*Data entries:*
--------------------------------------------------
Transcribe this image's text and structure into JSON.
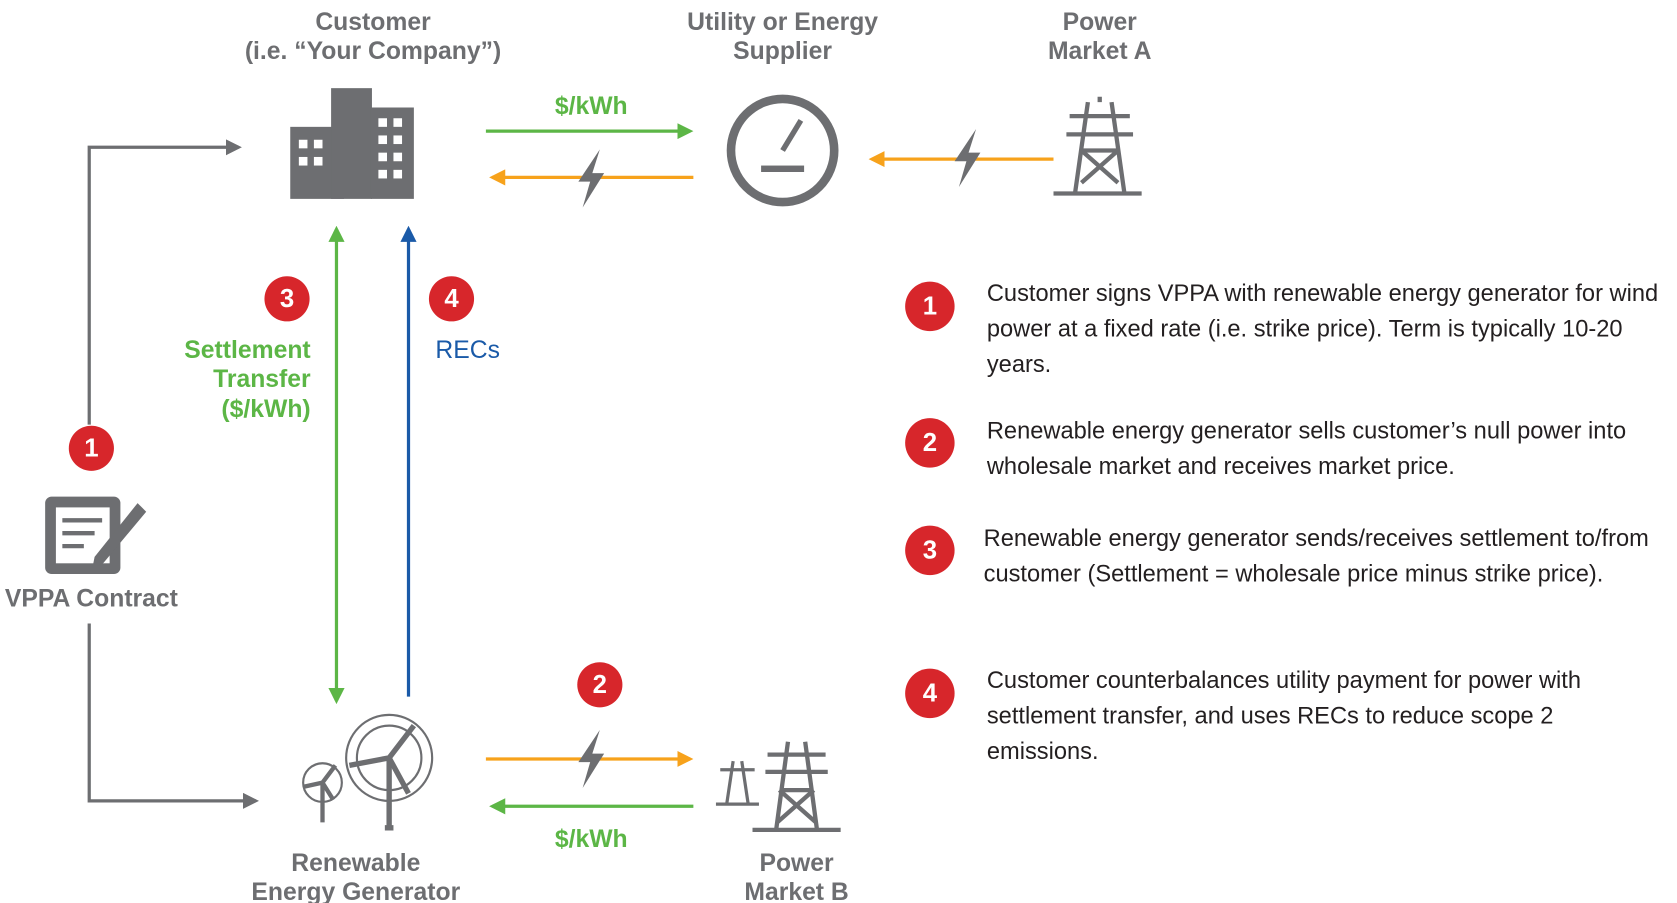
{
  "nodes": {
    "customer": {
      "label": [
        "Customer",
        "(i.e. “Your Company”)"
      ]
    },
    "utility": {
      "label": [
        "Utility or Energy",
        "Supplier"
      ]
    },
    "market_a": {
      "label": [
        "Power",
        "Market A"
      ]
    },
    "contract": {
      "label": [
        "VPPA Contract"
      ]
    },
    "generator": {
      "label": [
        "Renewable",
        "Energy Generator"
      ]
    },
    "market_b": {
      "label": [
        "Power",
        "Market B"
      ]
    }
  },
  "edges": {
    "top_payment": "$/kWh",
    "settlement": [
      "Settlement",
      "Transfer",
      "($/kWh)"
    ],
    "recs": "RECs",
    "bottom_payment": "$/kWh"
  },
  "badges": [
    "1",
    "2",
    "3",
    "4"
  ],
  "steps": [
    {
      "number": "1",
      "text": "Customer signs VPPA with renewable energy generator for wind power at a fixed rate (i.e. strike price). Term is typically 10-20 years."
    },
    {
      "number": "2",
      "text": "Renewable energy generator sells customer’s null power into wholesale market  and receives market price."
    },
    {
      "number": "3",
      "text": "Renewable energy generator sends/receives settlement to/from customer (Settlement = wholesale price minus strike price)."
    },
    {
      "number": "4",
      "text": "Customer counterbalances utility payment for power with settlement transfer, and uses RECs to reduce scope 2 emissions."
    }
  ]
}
--------------------------------------------------
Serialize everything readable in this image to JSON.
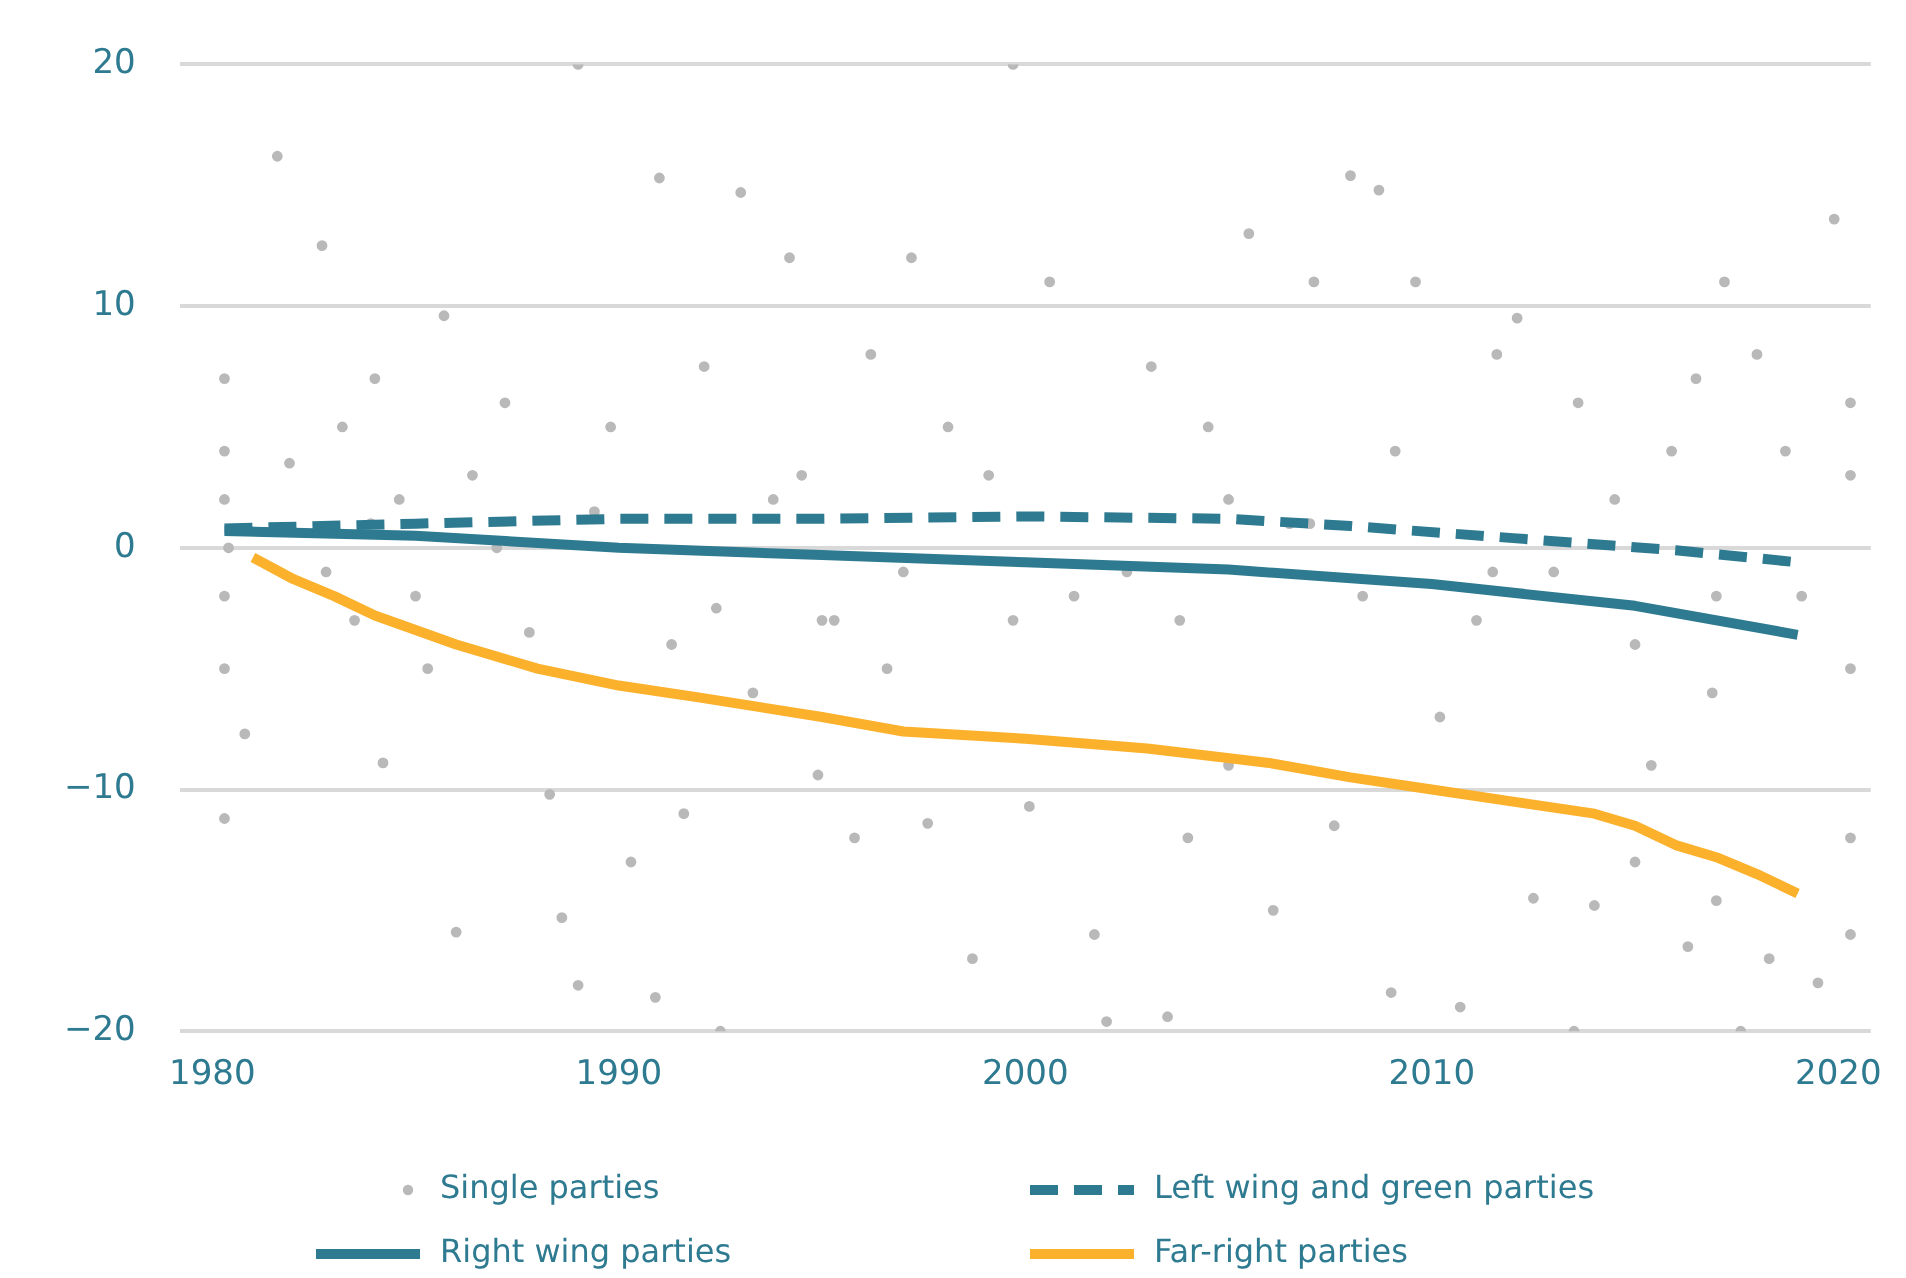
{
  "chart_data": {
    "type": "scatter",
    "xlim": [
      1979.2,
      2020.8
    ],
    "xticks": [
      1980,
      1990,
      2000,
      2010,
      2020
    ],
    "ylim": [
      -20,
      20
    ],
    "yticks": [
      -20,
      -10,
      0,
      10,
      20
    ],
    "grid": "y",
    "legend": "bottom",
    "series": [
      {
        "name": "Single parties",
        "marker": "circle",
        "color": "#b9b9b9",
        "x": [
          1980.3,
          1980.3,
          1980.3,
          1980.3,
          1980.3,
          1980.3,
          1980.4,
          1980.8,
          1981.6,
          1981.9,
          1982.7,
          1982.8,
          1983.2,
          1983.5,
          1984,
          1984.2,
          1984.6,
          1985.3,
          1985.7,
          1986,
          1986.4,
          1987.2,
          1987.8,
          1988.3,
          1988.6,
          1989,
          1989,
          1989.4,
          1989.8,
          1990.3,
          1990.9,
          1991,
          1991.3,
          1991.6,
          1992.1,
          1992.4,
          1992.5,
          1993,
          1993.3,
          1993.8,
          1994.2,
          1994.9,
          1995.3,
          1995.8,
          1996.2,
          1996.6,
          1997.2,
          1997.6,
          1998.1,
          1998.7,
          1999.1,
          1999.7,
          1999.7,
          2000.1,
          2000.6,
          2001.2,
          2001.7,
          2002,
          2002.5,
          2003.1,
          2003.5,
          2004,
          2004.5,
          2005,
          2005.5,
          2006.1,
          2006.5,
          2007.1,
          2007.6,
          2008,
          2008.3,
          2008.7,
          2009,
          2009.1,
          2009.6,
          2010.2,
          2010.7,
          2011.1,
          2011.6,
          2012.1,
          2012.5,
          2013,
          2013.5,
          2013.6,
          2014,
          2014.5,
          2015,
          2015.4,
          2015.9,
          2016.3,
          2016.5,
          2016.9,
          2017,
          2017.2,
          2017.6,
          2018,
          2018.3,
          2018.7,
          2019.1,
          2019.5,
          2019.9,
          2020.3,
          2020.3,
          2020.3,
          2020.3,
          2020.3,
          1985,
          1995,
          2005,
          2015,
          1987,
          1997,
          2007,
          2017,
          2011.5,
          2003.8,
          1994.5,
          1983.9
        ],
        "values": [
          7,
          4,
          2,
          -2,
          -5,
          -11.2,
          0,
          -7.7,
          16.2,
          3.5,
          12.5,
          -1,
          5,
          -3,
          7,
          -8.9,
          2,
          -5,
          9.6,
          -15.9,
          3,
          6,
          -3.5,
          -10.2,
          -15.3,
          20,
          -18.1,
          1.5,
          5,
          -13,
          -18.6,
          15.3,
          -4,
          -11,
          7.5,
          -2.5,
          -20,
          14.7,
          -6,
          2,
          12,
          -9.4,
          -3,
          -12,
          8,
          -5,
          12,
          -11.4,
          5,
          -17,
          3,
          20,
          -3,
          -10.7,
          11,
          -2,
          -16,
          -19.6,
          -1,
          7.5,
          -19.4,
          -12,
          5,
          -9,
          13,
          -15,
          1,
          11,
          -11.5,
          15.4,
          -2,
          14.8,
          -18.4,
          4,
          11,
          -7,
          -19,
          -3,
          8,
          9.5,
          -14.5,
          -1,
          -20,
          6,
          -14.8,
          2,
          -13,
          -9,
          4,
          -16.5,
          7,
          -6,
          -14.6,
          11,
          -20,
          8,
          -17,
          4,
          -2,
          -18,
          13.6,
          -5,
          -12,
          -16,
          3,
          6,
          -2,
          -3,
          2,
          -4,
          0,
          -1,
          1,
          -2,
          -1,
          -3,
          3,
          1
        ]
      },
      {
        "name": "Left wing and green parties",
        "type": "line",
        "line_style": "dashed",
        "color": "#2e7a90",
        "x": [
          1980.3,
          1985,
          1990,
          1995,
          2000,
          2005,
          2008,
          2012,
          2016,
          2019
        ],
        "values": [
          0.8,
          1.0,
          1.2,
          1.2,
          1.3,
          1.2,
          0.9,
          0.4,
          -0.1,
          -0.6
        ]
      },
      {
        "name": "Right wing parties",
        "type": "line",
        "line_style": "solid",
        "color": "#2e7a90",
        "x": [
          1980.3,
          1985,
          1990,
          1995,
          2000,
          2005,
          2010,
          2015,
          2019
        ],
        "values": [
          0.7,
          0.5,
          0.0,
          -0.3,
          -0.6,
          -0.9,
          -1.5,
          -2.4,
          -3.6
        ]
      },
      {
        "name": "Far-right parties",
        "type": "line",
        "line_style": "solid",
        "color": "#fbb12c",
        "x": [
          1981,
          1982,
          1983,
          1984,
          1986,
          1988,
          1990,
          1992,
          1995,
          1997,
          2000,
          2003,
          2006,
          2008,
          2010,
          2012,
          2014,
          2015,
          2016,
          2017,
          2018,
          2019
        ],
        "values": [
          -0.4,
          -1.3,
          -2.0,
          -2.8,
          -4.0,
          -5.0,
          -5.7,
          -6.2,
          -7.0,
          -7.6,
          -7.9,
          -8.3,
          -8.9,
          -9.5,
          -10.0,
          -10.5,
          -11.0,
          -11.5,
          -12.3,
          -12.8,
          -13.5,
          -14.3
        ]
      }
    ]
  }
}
--------------------------------------------------
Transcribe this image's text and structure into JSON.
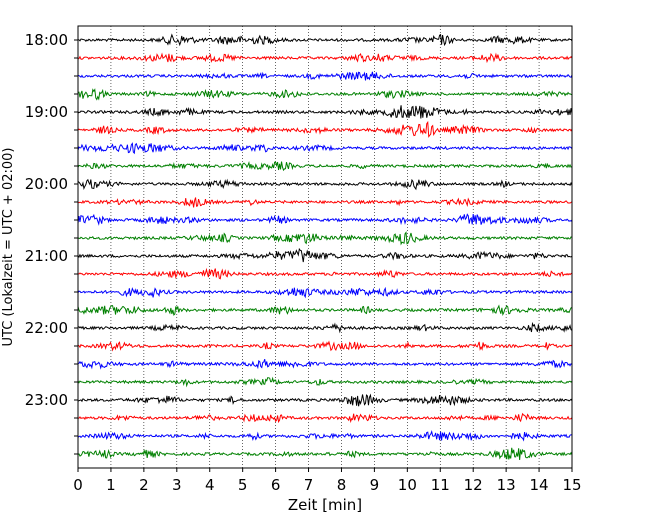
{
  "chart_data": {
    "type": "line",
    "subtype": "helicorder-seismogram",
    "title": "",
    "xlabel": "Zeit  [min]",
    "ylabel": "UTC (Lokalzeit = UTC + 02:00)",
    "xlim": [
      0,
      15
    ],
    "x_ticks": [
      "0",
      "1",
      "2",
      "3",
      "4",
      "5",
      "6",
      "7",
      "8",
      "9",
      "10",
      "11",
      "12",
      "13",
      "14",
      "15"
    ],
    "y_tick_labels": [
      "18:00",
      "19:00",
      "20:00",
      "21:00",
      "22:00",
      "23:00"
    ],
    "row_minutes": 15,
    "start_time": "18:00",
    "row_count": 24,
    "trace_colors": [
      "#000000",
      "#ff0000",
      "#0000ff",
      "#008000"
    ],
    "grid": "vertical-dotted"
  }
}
--------------------------------------------------
*Exercise goal:*
Count each line of the entries that holds the word "parties", then state the total and nothing more.

*Expected answer:*
4